● **WORK TO DO**
Copy only what runs from the line containing "Enumerate this screenshot's" through the end of the material below, line for line, with both ends included.

● **GIVEN DATA**
+--

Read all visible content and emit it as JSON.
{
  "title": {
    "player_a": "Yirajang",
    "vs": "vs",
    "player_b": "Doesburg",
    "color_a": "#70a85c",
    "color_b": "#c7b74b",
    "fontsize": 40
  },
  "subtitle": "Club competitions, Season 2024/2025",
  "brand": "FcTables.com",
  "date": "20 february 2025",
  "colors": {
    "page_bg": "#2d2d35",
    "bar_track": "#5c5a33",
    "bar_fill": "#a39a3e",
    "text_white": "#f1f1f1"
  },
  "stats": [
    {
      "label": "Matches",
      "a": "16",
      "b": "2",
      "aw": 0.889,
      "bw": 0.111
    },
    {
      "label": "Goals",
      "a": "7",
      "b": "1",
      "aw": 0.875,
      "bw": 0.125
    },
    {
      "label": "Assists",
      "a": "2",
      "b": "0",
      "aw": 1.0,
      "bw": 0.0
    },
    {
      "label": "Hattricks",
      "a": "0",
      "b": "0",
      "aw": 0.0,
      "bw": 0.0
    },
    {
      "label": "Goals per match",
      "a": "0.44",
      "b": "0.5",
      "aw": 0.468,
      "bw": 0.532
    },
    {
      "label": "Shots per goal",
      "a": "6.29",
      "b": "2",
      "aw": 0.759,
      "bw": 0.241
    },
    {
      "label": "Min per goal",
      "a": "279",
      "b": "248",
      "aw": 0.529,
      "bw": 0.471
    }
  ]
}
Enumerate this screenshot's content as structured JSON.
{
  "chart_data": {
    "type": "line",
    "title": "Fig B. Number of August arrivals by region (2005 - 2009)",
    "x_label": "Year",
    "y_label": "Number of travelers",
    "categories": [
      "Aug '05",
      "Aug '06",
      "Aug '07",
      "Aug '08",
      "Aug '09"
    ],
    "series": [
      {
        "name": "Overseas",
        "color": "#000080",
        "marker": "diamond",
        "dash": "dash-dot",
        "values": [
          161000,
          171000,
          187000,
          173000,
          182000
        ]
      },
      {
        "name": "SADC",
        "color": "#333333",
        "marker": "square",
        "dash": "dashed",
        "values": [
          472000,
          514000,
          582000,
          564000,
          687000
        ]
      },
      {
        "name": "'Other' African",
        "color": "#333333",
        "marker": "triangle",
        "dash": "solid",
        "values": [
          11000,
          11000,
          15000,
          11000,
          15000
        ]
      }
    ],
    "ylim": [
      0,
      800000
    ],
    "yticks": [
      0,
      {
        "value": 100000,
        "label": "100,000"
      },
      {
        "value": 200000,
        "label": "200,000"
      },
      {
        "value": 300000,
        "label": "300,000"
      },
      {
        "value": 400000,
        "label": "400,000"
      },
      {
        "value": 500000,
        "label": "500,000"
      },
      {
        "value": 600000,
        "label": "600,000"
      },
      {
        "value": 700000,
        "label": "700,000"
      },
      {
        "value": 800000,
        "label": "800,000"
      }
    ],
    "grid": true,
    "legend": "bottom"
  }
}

+--

● **FULL SOLUTION**
Enumerate this screenshot's content as structured JSON.
{
  "chart_data": {
    "type": "line",
    "title": "Fig B. Number of August arrivals by region (2005 - 2009)",
    "x_label": "Year",
    "y_label": "Number of travelers",
    "categories": [
      "Aug '05",
      "Aug '06",
      "Aug '07",
      "Aug '08",
      "Aug '09"
    ],
    "series": [
      {
        "name": "Overseas",
        "color": "#000080",
        "marker": "diamond",
        "dash": "dash-dot",
        "values": [
          161000,
          171000,
          187000,
          173000,
          182000
        ]
      },
      {
        "name": "SADC",
        "color": "#333333",
        "marker": "square",
        "dash": "dashed",
        "values": [
          472000,
          514000,
          582000,
          564000,
          687000
        ]
      },
      {
        "name": "'Other' African",
        "color": "#333333",
        "marker": "triangle",
        "dash": "solid",
        "values": [
          11000,
          11000,
          15000,
          11000,
          15000
        ]
      }
    ],
    "ylim": [
      0,
      800000
    ],
    "yticks": [
      0,
      {
        "value": 100000,
        "label": "100,000"
      },
      {
        "value": 200000,
        "label": "200,000"
      },
      {
        "value": 300000,
        "label": "300,000"
      },
      {
        "value": 400000,
        "label": "400,000"
      },
      {
        "value": 500000,
        "label": "500,000"
      },
      {
        "value": 600000,
        "label": "600,000"
      },
      {
        "value": 700000,
        "label": "700,000"
      },
      {
        "value": 800000,
        "label": "800,000"
      }
    ],
    "grid": true,
    "legend": "bottom"
  }
}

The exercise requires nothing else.